--- EXTRACTED RECORDS ---

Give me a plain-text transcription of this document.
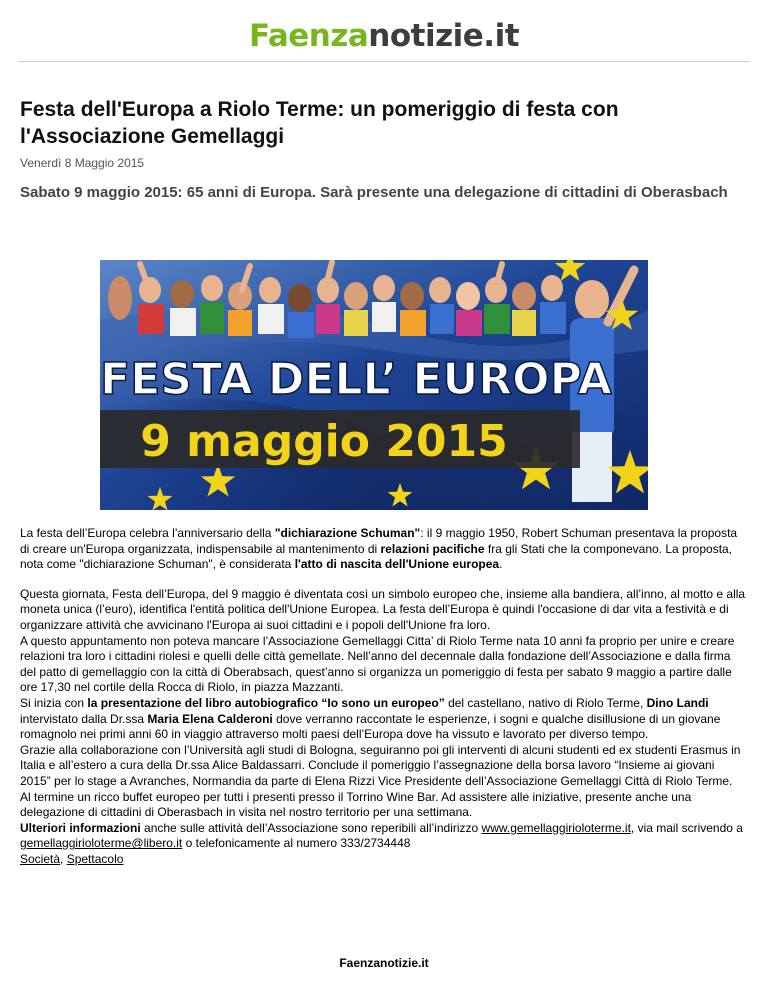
Faenzanotizie.it
Festa dell'Europa a Riolo Terme: un pomeriggio di festa con l'Associazione Gemellaggi
Venerdì 8 Maggio 2015
Sabato 9 maggio 2015: 65 anni di Europa. Sarà presente una delegazione di cittadini di Oberasbach
FESTA DELL’ EUROPA
9 maggio 2015

La festa dell’Europa celebra l’anniversario della "dichiarazione Schuman": il 9 maggio 1950, Robert Schuman presentava la proposta di creare un'Europa organizzata, indispensabile al mantenimento di relazioni pacifiche fra gli Stati che la componevano. La proposta, nota come "dichiarazione Schuman", è considerata l'atto di nascita dell'Unione europea.

Questa giornata, Festa dell’Europa, del 9 maggio è diventata così un simbolo europeo che, insieme alla bandiera, all’inno, al motto e alla moneta unica (l’euro), identifica l'entità politica dell'Unione Europea. La festa dell’Europa è quindi l'occasione di dar vita a festività e di organizzare attività che avvicinano l'Europa ai suoi cittadini e i popoli dell'Unione fra loro.

A questo appuntamento non poteva mancare l’Associazione Gemellaggi Citta’ di Riolo Terme nata 10 anni fa proprio per unire e creare relazioni tra loro i cittadini riolesi e quelli delle città gemellate. Nell’anno del decennale dalla fondazione dell’Associazione e dalla firma del patto di gemellaggio con la città di Oberabsach, quest’anno si organizza un pomeriggio di festa per sabato 9 maggio a partire dalle ore 17,30 nel cortile della Rocca di Riolo, in piazza Mazzanti.

Si inizia con la presentazione del libro autobiografico “Io sono un europeo” del castellano, nativo di Riolo Terme, Dino Landi intervistato dalla Dr.ssa Maria Elena Calderoni dove verranno raccontate le esperienze, i sogni e qualche disillusione di un giovane romagnolo nei primi anni 60 in viaggio attraverso molti paesi dell’Europa dove ha vissuto e lavorato per diverso tempo.

Grazie alla collaborazione con l’Università agli studi di Bologna, seguiranno poi gli interventi di alcuni studenti ed ex studenti Erasmus in Italia e all’estero a cura della Dr.ssa Alice Baldassarri. Conclude il pomeriggio l’assegnazione della borsa lavoro “Insieme ai giovani 2015” per lo stage a Avranches, Normandia da parte di Elena Rizzi Vice Presidente dell’Associazione Gemellaggi Città di Riolo Terme.

Al termine un ricco buffet europeo per tutti i presenti presso il Torrino Wine Bar. Ad assistere alle iniziative, presente anche una delegazione di cittadini di Oberasbach in visita nel nostro territorio per una settimana.

Ulteriori informazioni anche sulle attività dell’Associazione sono reperibili all’indirizzo www.gemellaggirioloterme.it, via mail scrivendo a gemellaggirioloterme@libero.it o telefonicamente al numero 333/2734448

Società, Spettacolo

Faenzanotizie.it
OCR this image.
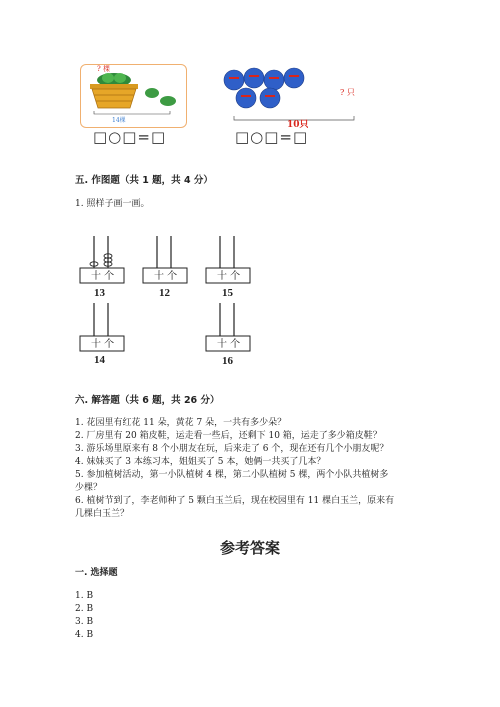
? 棵
14棵
□○□=□
? 只
10只
□○□=□
五. 作图题（共 1 题，共 4 分）
1. 照样子画一画。
十 个
13
十 个
12
十 个
15
十 个
14
十 个
16
六. 解答题（共 6 题，共 26 分）
1. 花园里有红花 11 朵，黄花 7 朵，一共有多少朵？
2. 厂房里有 20 箱皮鞋，运走看一些后，还剩下 10 箱，运走了多少箱皮鞋？
3. 游乐场里原来有 8 个小朋友在玩，后来走了 6 个，现在还有几个小朋友呢？
4. 妹妹买了 3 本练习本，姐姐买了 5 本，她俩一共买了几本？
5. 参加植树活动，第一小队植树 4 棵，第二小队植树 5 棵，两个小队共植树多
少棵？
6. 植树节到了，李老师种了 5 颗白玉兰后，现在校园里有 11 棵白玉兰，原来有
几棵白玉兰？
参考答案
一. 选择题
1. B
2. B
3. B
4. B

---

WHAT IS ASKED:
Each entry gets copied exactly; the pictures stay out.

ANSWER TO THIS PROBLEM:
Give me a plain-text transcription of this document.
Faenzanotizie.it
Festa dell'Europa a Riolo Terme: un pomeriggio di festa con l'Associazione Gemellaggi
Venerdì 8 Maggio 2015
Sabato 9 maggio 2015: 65 anni di Europa. Sarà presente una delegazione di cittadini di Oberasbach
FESTA DELL’ EUROPA
9 maggio 2015

La festa dell’Europa celebra l’anniversario della "dichiarazione Schuman": il 9 maggio 1950, Robert Schuman presentava la proposta di creare un'Europa organizzata, indispensabile al mantenimento di relazioni pacifiche fra gli Stati che la componevano. La proposta, nota come "dichiarazione Schuman", è considerata l'atto di nascita dell'Unione europea.

Questa giornata, Festa dell’Europa, del 9 maggio è diventata così un simbolo europeo che, insieme alla bandiera, all’inno, al motto e alla moneta unica (l’euro), identifica l'entità politica dell'Unione Europea. La festa dell’Europa è quindi l'occasione di dar vita a festività e di organizzare attività che avvicinano l'Europa ai suoi cittadini e i popoli dell'Unione fra loro.

A questo appuntamento non poteva mancare l’Associazione Gemellaggi Citta’ di Riolo Terme nata 10 anni fa proprio per unire e creare relazioni tra loro i cittadini riolesi e quelli delle città gemellate. Nell’anno del decennale dalla fondazione dell’Associazione e dalla firma del patto di gemellaggio con la città di Oberabsach, quest’anno si organizza un pomeriggio di festa per sabato 9 maggio a partire dalle ore 17,30 nel cortile della Rocca di Riolo, in piazza Mazzanti.

Si inizia con la presentazione del libro autobiografico “Io sono un europeo” del castellano, nativo di Riolo Terme, Dino Landi intervistato dalla Dr.ssa Maria Elena Calderoni dove verranno raccontate le esperienze, i sogni e qualche disillusione di un giovane romagnolo nei primi anni 60 in viaggio attraverso molti paesi dell’Europa dove ha vissuto e lavorato per diverso tempo.

Grazie alla collaborazione con l’Università agli studi di Bologna, seguiranno poi gli interventi di alcuni studenti ed ex studenti Erasmus in Italia e all’estero a cura della Dr.ssa Alice Baldassarri. Conclude il pomeriggio l’assegnazione della borsa lavoro “Insieme ai giovani 2015” per lo stage a Avranches, Normandia da parte di Elena Rizzi Vice Presidente dell’Associazione Gemellaggi Città di Riolo Terme.

Al termine un ricco buffet europeo per tutti i presenti presso il Torrino Wine Bar. Ad assistere alle iniziative, presente anche una delegazione di cittadini di Oberasbach in visita nel nostro territorio per una settimana.

Ulteriori informazioni anche sulle attività dell’Associazione sono reperibili all’indirizzo www.gemellaggirioloterme.it, via mail scrivendo a gemellaggirioloterme@libero.it o telefonicamente al numero 333/2734448

Società, Spettacolo

Faenzanotizie.it
OCR this image.
? 棵
14棵
□○□=□
? 只
10只
□○□=□
五. 作图题（共 1 题，共 4 分）
1. 照样子画一画。
十 个
13
十 个
12
十 个
15
十 个
14
十 个
16
六. 解答题（共 6 题，共 26 分）
1. 花园里有红花 11 朵，黄花 7 朵，一共有多少朵？
2. 厂房里有 20 箱皮鞋，运走看一些后，还剩下 10 箱，运走了多少箱皮鞋？
3. 游乐场里原来有 8 个小朋友在玩，后来走了 6 个，现在还有几个小朋友呢？
4. 妹妹买了 3 本练习本，姐姐买了 5 本，她俩一共买了几本？
5. 参加植树活动，第一小队植树 4 棵，第二小队植树 5 棵，两个小队共植树多
少棵？
6. 植树节到了，李老师种了 5 颗白玉兰后，现在校园里有 11 棵白玉兰，原来有
几棵白玉兰？
参考答案
一. 选择题
1. B
2. B
3. B
4. B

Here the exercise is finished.